Task details - Copy, from the entries below, each line in which the string "Holt" appears.

Source material -

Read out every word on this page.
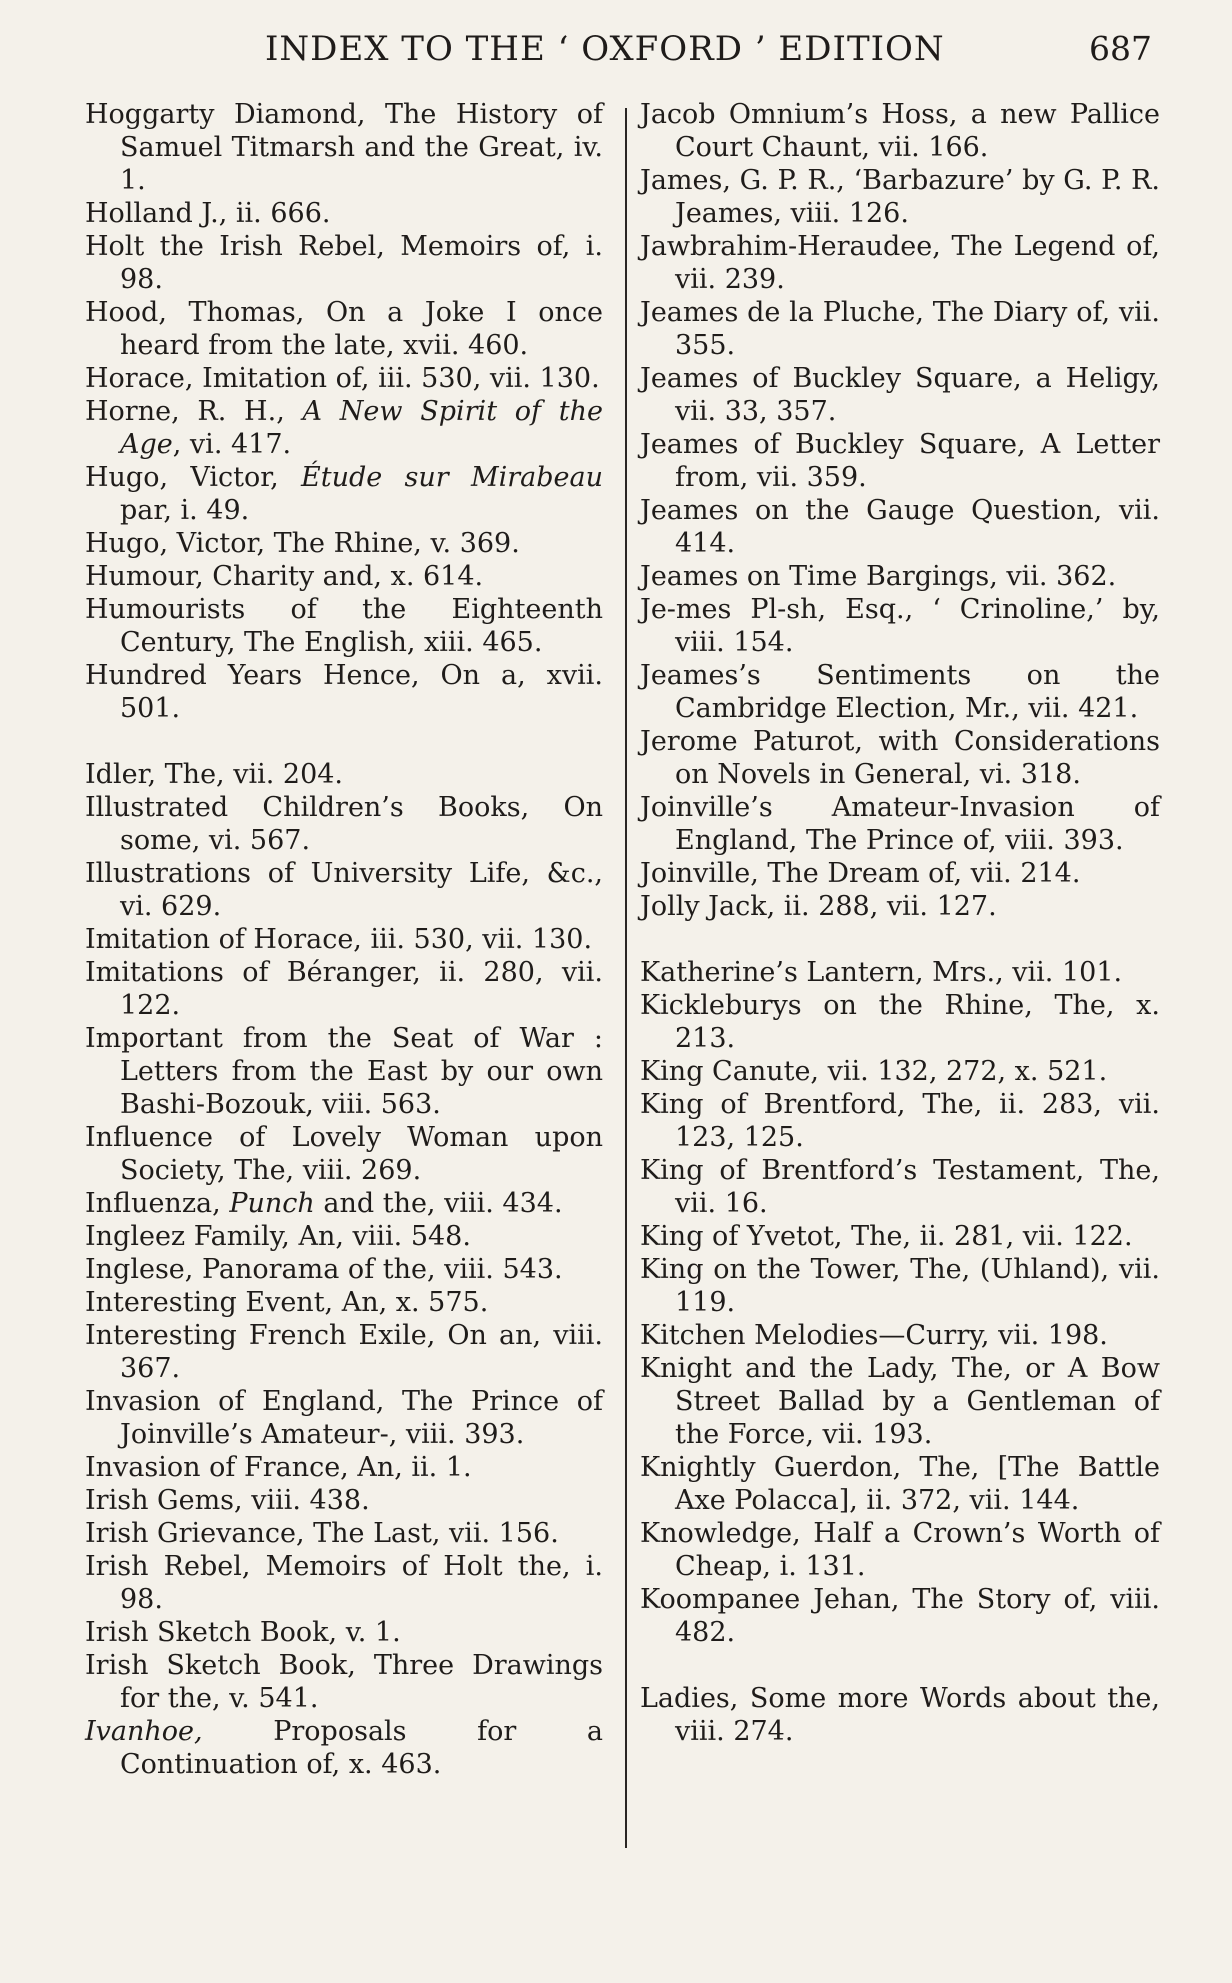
INDEX TO THE ‘ OXFORD ’ EDITION	687
Hoggarty Diamond, The History of Samuel Titmarsh and the Great, iv. 1.
Holland J., ii. 666.
Holt the Irish Rebel, Memoirs of, i. 98.
Hood, Thomas, On a Joke I once heard from the late, xvii. 460.
Horace, Imitation of, iii. 530, vii. 130.
Horne, R. H., A New Spirit of the Age, vi. 417.
Hugo, Victor, Étude sur Mirabeau par, i. 49.
Hugo, Victor, The Rhine, v. 369.
Humour, Charity and, x. 614.
Humourists of the Eighteenth Century, The English, xiii. 465.
Hundred Years Hence, On a, xvii. 501.
Idler, The, vii. 204.
Illustrated Children’s Books, On some, vi. 567.
Illustrations of University Life, &c., vi. 629.
Imitation of Horace, iii. 530, vii. 130.
Imitations of Béranger, ii. 280, vii. 122.
Important from the Seat of War : Letters from the East by our own Bashi-Bozouk, viii. 563.
Influence of Lovely Woman upon Society, The, viii. 269.
Influenza, Punch and the, viii. 434.
Ingleez Family, An, viii. 548.
Inglese, Panorama of the, viii. 543.
Interesting Event, An, x. 575.
Interesting French Exile, On an, viii. 367.
Invasion of England, The Prince of Joinville’s Amateur-, viii. 393.
Invasion of France, An, ii. 1.
Irish Gems, viii. 438.
Irish Grievance, The Last, vii. 156.
Irish Rebel, Memoirs of Holt the, i. 98.
Irish Sketch Book, v. 1.
Irish Sketch Book, Three Drawings for the, v. 541.
Ivanhoe, Proposals for a Continuation of, x. 463.
Jacob Omnium’s Hoss, a new Pallice Court Chaunt, vii. 166.
James, G. P. R., ‘Barbazure’ by G. P. R. Jeames, viii. 126.
Jawbrahim-Heraudee, The Legend of, vii. 239.
Jeames de la Pluche, The Diary of, vii. 355.
Jeames of Buckley Square, a Heligy, vii. 33, 357.
Jeames of Buckley Square, A Letter from, vii. 359.
Jeames on the Gauge Question, vii. 414.
Jeames on Time Bargings, vii. 362.
Je-mes Pl-sh, Esq., ‘ Crinoline,’ by, viii. 154.
Jeames’s Sentiments on the Cambridge Election, Mr., vii. 421.
Jerome Paturot, with Considerations on Novels in General, vi. 318.
Joinville’s Amateur-Invasion of England, The Prince of, viii. 393.
Joinville, The Dream of, vii. 214.
Jolly Jack, ii. 288, vii. 127.
Katherine’s Lantern, Mrs., vii. 101.
Kickleburys on the Rhine, The, x. 213.
King Canute, vii. 132, 272, x. 521.
King of Brentford, The, ii. 283, vii. 123, 125.
King of Brentford’s Testament, The, vii. 16.
King of Yvetot, The, ii. 281, vii. 122.
King on the Tower, The, (Uhland), vii. 119.
Kitchen Melodies—Curry, vii. 198.
Knight and the Lady, The, or A Bow Street Ballad by a Gentleman of the Force, vii. 193.
Knightly Guerdon, The, [The Battle Axe Polacca], ii. 372, vii. 144.
Knowledge, Half a Crown’s Worth of Cheap, i. 131.
Koompanee Jehan, The Story of, viii. 482.
Ladies, Some more Words about the, viii. 274.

Answer to the exercise -
Holt the Irish Rebel, Memoirs of, i. 98.
Irish Rebel, Memoirs of Holt the, i. 98.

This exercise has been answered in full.